WHAT TO DO = Keyword search on "source": report each line of the records that contains it.

INPUT RECORDS =
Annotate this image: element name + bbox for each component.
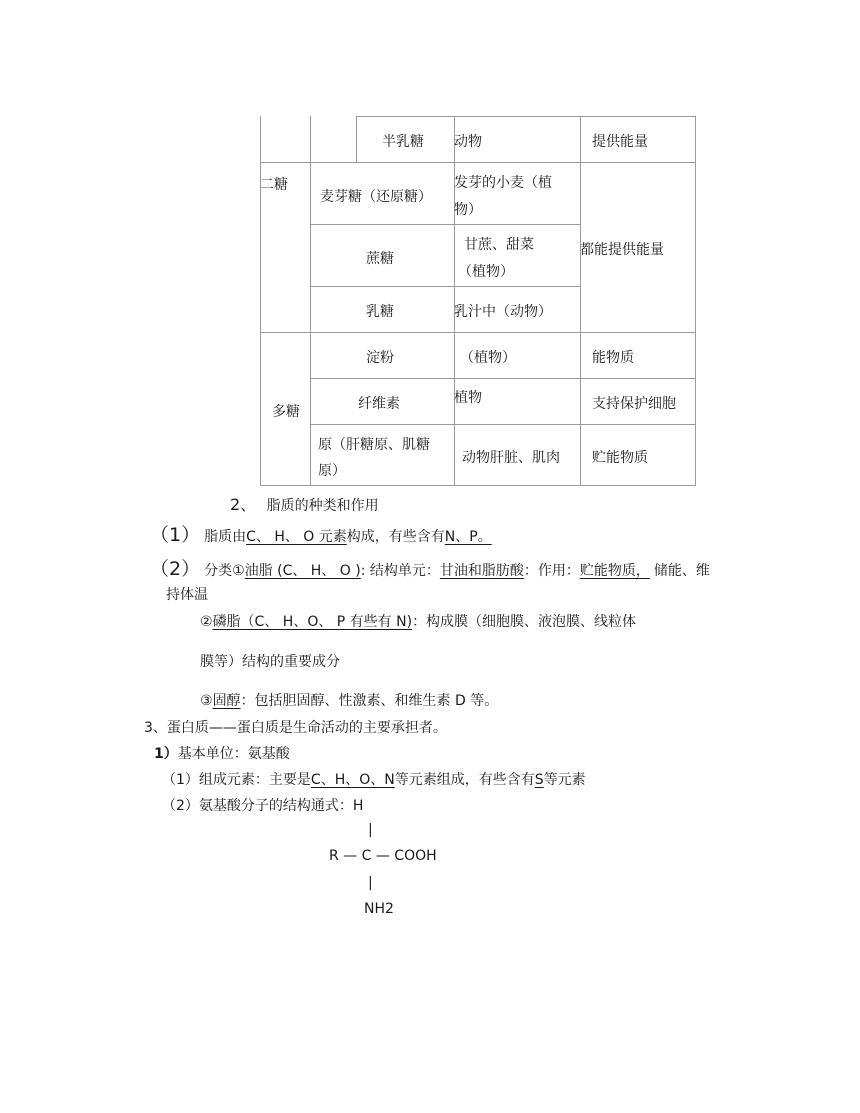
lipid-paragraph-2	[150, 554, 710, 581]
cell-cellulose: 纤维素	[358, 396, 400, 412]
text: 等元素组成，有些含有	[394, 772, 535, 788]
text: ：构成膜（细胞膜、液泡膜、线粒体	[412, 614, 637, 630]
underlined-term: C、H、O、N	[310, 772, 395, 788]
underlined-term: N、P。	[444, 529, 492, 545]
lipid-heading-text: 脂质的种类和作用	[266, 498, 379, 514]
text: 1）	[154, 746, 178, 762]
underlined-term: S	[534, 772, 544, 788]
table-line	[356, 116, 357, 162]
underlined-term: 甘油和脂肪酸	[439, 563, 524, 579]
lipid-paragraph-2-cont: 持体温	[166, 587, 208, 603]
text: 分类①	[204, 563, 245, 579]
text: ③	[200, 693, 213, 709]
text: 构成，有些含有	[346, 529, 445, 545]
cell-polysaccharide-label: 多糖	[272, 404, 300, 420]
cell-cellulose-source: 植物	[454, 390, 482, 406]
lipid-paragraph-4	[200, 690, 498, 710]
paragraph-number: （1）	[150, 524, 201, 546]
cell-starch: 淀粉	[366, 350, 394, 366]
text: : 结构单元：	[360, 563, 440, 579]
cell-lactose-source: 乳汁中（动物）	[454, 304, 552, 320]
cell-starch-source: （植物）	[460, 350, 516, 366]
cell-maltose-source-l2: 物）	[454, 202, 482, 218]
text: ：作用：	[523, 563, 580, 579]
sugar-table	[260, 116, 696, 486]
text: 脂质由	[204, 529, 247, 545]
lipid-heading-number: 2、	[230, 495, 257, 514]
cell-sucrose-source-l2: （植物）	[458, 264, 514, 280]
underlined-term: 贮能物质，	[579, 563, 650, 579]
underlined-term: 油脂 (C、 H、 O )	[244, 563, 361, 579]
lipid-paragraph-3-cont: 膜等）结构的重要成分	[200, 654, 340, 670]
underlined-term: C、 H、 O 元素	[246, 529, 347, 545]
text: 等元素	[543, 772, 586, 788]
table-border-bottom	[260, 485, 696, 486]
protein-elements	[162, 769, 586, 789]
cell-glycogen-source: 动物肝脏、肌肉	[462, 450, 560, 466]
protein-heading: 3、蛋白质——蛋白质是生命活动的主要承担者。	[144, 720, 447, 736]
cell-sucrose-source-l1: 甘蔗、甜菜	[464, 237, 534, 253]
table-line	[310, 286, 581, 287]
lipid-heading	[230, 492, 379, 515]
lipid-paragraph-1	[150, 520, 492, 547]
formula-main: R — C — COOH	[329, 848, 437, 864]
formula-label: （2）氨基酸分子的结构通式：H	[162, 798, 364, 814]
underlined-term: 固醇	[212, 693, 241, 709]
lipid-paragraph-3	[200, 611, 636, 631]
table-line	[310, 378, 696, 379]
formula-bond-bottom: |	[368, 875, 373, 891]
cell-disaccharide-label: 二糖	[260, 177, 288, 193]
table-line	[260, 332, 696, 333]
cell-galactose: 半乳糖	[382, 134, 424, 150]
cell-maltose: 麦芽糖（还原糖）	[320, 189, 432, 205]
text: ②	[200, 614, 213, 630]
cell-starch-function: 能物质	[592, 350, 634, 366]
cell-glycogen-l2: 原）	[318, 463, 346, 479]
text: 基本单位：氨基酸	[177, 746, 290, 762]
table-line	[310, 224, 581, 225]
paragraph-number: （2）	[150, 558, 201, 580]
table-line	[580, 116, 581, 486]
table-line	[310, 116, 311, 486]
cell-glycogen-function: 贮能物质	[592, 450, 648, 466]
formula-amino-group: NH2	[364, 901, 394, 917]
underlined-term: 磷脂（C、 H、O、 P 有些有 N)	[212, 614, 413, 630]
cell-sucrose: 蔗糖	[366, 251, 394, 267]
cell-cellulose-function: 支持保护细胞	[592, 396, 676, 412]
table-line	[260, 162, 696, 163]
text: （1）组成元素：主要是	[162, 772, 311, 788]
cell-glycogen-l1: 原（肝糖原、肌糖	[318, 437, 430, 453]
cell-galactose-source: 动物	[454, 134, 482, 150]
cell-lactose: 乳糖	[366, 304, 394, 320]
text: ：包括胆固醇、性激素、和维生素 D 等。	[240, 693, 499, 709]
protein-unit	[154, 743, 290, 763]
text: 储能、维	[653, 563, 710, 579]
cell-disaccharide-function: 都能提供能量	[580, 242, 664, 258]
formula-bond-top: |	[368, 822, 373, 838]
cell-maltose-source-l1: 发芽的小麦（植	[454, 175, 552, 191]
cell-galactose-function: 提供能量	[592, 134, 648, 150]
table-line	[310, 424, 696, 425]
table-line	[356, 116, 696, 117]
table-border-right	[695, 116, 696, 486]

ANSWER =
cell-cellulose-source: 植物	[454, 390, 482, 406]
cell-lactose-source: 乳汁中（动物）	[454, 304, 552, 320]
cell-starch-source: （植物）	[460, 350, 516, 366]
cell-maltose-source-l2: 物）	[454, 202, 482, 218]
cell-sucrose-source-l2: （植物）	[458, 264, 514, 280]
cell-glycogen-source: 动物肝脏、肌肉	[462, 450, 560, 466]
cell-sucrose-source-l1: 甘蔗、甜菜	[464, 237, 534, 253]
cell-galactose-source: 动物	[454, 134, 482, 150]
cell-maltose-source-l1: 发芽的小麦（植	[454, 175, 552, 191]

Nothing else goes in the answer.